Start of PROVIDED RECORDS

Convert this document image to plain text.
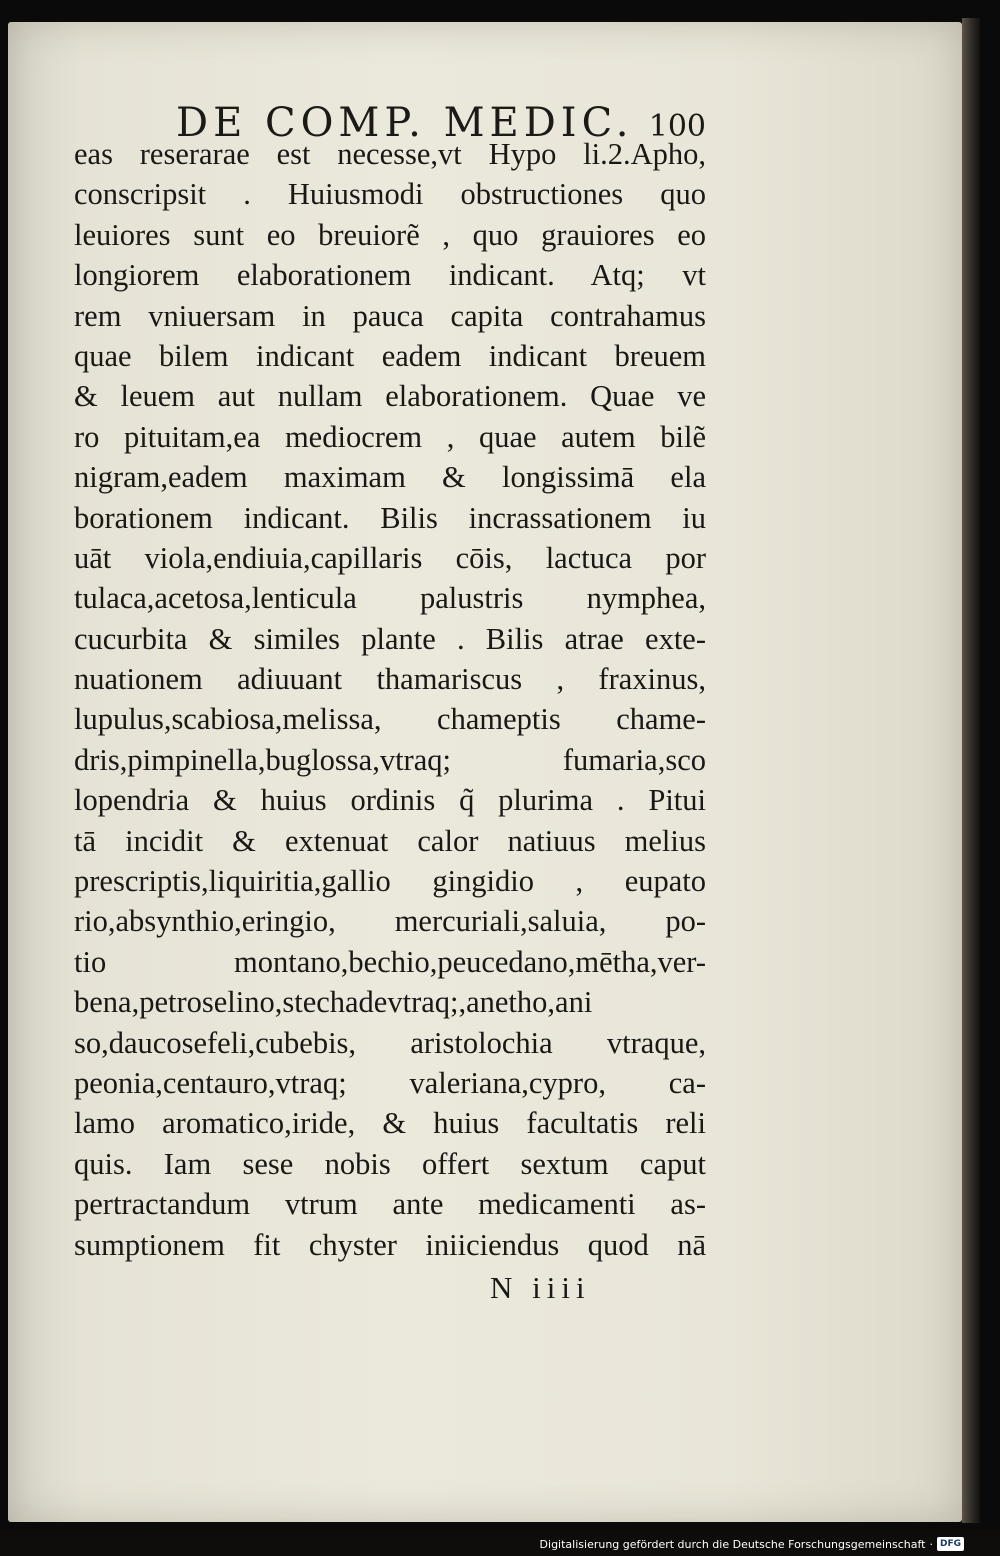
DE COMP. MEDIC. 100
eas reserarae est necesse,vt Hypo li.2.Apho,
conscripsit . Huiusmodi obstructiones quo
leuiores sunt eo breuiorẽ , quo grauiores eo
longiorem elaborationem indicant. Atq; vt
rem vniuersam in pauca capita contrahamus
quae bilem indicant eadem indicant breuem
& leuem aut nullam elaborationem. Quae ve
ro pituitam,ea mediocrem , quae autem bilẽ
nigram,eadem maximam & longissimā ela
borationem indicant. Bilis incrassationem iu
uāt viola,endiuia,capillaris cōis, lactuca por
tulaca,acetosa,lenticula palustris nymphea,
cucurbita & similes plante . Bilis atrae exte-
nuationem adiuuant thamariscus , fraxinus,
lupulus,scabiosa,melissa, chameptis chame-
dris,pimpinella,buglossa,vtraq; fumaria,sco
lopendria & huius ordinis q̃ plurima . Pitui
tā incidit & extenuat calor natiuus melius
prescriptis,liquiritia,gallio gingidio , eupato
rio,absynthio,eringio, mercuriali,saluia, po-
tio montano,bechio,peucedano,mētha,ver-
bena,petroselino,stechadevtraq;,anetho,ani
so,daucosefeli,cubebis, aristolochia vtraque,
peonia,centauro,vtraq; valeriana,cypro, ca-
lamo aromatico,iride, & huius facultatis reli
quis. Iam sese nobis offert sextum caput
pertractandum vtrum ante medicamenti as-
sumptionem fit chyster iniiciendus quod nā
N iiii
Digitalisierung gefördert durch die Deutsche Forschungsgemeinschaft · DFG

End of PROVIDED RECORDS
Start of PROVIDED RECORDS

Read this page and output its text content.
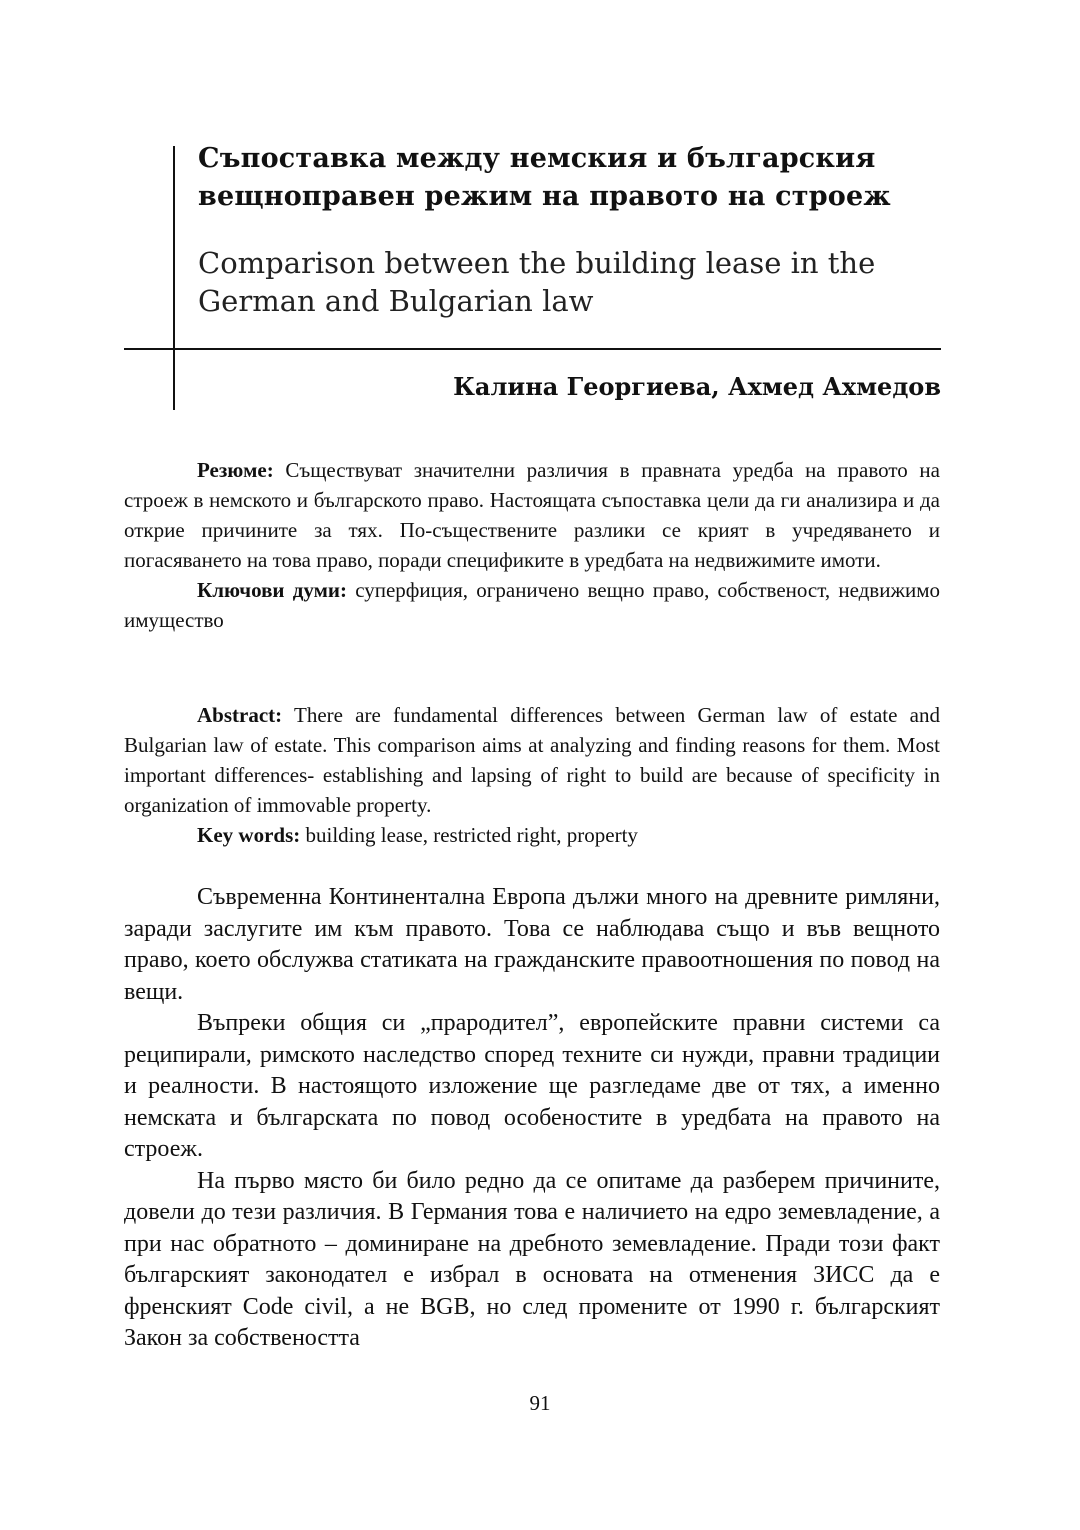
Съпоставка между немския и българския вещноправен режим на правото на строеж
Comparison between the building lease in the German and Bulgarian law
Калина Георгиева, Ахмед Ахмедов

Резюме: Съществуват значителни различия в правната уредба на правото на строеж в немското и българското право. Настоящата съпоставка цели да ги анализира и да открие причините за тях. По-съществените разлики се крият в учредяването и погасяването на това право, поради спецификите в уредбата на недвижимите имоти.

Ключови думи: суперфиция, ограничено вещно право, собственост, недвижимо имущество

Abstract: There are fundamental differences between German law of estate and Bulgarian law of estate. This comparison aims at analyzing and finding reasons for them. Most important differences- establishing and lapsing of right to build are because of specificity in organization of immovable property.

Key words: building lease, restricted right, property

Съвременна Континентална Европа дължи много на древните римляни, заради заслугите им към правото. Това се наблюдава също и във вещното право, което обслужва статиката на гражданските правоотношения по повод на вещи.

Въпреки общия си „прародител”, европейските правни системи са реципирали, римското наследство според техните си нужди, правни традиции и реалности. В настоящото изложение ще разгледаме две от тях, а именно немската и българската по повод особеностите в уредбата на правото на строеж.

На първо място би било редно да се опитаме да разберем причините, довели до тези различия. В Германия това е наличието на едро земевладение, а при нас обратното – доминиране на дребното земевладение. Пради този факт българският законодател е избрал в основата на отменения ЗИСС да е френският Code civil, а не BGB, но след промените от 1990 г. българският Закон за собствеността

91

End of PROVIDED RECORDS
Start of PROVIDED RECORDS

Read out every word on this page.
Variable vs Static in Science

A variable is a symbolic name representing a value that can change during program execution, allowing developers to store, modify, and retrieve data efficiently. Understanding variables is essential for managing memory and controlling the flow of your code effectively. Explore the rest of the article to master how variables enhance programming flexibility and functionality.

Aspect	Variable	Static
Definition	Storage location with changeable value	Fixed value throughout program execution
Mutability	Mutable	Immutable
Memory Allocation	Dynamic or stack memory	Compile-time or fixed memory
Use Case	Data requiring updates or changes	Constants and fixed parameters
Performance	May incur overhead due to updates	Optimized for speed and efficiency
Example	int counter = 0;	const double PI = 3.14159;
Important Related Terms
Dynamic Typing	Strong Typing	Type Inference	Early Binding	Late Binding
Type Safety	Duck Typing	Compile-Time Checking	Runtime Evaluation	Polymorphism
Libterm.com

End of PROVIDED RECORDS

TASK GOAL:
Give the count of lines in the records that contain "Typing", and no other text.

TASK OUTPUT:
2